## SET TASK
Print out every line, exactly as written.

## STORED RECORDS

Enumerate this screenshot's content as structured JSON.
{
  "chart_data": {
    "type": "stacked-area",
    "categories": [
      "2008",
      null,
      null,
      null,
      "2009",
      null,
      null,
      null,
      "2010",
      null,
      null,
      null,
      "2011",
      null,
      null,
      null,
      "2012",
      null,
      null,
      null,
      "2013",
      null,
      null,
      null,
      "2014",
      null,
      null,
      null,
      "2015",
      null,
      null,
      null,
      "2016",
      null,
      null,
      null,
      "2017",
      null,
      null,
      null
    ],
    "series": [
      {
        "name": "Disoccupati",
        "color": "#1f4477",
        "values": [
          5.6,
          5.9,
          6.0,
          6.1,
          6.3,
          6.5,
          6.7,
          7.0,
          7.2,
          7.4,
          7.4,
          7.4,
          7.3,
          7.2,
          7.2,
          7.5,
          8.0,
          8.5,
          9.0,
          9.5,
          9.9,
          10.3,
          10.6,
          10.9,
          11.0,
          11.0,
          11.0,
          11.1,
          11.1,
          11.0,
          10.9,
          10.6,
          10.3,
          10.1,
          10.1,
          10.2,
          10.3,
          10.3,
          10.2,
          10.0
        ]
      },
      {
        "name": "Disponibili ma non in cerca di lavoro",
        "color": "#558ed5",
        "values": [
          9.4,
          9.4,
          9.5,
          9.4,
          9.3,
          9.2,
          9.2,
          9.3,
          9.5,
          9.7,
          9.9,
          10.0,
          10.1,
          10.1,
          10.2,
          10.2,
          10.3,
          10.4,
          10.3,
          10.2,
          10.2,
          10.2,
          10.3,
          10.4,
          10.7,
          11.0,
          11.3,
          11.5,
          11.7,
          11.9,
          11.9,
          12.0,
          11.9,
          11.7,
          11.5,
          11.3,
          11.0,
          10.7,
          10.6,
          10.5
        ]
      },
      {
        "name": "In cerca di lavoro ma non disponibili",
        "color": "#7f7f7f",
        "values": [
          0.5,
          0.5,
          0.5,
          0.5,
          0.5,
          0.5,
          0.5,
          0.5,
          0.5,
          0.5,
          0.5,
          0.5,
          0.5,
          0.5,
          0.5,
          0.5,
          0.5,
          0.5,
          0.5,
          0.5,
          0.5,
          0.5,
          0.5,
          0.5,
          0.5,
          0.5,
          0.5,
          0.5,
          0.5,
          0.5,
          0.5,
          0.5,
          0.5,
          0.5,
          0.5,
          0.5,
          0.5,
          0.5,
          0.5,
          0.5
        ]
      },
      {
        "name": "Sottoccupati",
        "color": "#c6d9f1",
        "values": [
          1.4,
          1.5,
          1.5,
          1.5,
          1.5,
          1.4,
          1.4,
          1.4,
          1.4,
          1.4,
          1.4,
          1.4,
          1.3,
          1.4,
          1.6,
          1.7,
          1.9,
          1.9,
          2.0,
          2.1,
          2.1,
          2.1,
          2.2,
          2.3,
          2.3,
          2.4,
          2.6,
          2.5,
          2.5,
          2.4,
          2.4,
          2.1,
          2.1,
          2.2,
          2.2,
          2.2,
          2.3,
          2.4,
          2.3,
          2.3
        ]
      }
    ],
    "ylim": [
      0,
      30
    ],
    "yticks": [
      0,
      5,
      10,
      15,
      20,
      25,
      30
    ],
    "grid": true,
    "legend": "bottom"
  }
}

## ANSWER TO THE PROBLEM
Enumerate this screenshot's content as structured JSON.
{
  "chart_data": {
    "type": "stacked-area",
    "categories": [
      "2008",
      null,
      null,
      null,
      "2009",
      null,
      null,
      null,
      "2010",
      null,
      null,
      null,
      "2011",
      null,
      null,
      null,
      "2012",
      null,
      null,
      null,
      "2013",
      null,
      null,
      null,
      "2014",
      null,
      null,
      null,
      "2015",
      null,
      null,
      null,
      "2016",
      null,
      null,
      null,
      "2017",
      null,
      null,
      null
    ],
    "series": [
      {
        "name": "Disoccupati",
        "color": "#1f4477",
        "values": [
          5.6,
          5.9,
          6.0,
          6.1,
          6.3,
          6.5,
          6.7,
          7.0,
          7.2,
          7.4,
          7.4,
          7.4,
          7.3,
          7.2,
          7.2,
          7.5,
          8.0,
          8.5,
          9.0,
          9.5,
          9.9,
          10.3,
          10.6,
          10.9,
          11.0,
          11.0,
          11.0,
          11.1,
          11.1,
          11.0,
          10.9,
          10.6,
          10.3,
          10.1,
          10.1,
          10.2,
          10.3,
          10.3,
          10.2,
          10.0
        ]
      },
      {
        "name": "Disponibili ma non in cerca di lavoro",
        "color": "#558ed5",
        "values": [
          9.4,
          9.4,
          9.5,
          9.4,
          9.3,
          9.2,
          9.2,
          9.3,
          9.5,
          9.7,
          9.9,
          10.0,
          10.1,
          10.1,
          10.2,
          10.2,
          10.3,
          10.4,
          10.3,
          10.2,
          10.2,
          10.2,
          10.3,
          10.4,
          10.7,
          11.0,
          11.3,
          11.5,
          11.7,
          11.9,
          11.9,
          12.0,
          11.9,
          11.7,
          11.5,
          11.3,
          11.0,
          10.7,
          10.6,
          10.5
        ]
      },
      {
        "name": "In cerca di lavoro ma non disponibili",
        "color": "#7f7f7f",
        "values": [
          0.5,
          0.5,
          0.5,
          0.5,
          0.5,
          0.5,
          0.5,
          0.5,
          0.5,
          0.5,
          0.5,
          0.5,
          0.5,
          0.5,
          0.5,
          0.5,
          0.5,
          0.5,
          0.5,
          0.5,
          0.5,
          0.5,
          0.5,
          0.5,
          0.5,
          0.5,
          0.5,
          0.5,
          0.5,
          0.5,
          0.5,
          0.5,
          0.5,
          0.5,
          0.5,
          0.5,
          0.5,
          0.5,
          0.5,
          0.5
        ]
      },
      {
        "name": "Sottoccupati",
        "color": "#c6d9f1",
        "values": [
          1.4,
          1.5,
          1.5,
          1.5,
          1.5,
          1.4,
          1.4,
          1.4,
          1.4,
          1.4,
          1.4,
          1.4,
          1.3,
          1.4,
          1.6,
          1.7,
          1.9,
          1.9,
          2.0,
          2.1,
          2.1,
          2.1,
          2.2,
          2.3,
          2.3,
          2.4,
          2.6,
          2.5,
          2.5,
          2.4,
          2.4,
          2.1,
          2.1,
          2.2,
          2.2,
          2.2,
          2.3,
          2.4,
          2.3,
          2.3
        ]
      }
    ],
    "ylim": [
      0,
      30
    ],
    "yticks": [
      0,
      5,
      10,
      15,
      20,
      25,
      30
    ],
    "grid": true,
    "legend": "bottom"
  }
}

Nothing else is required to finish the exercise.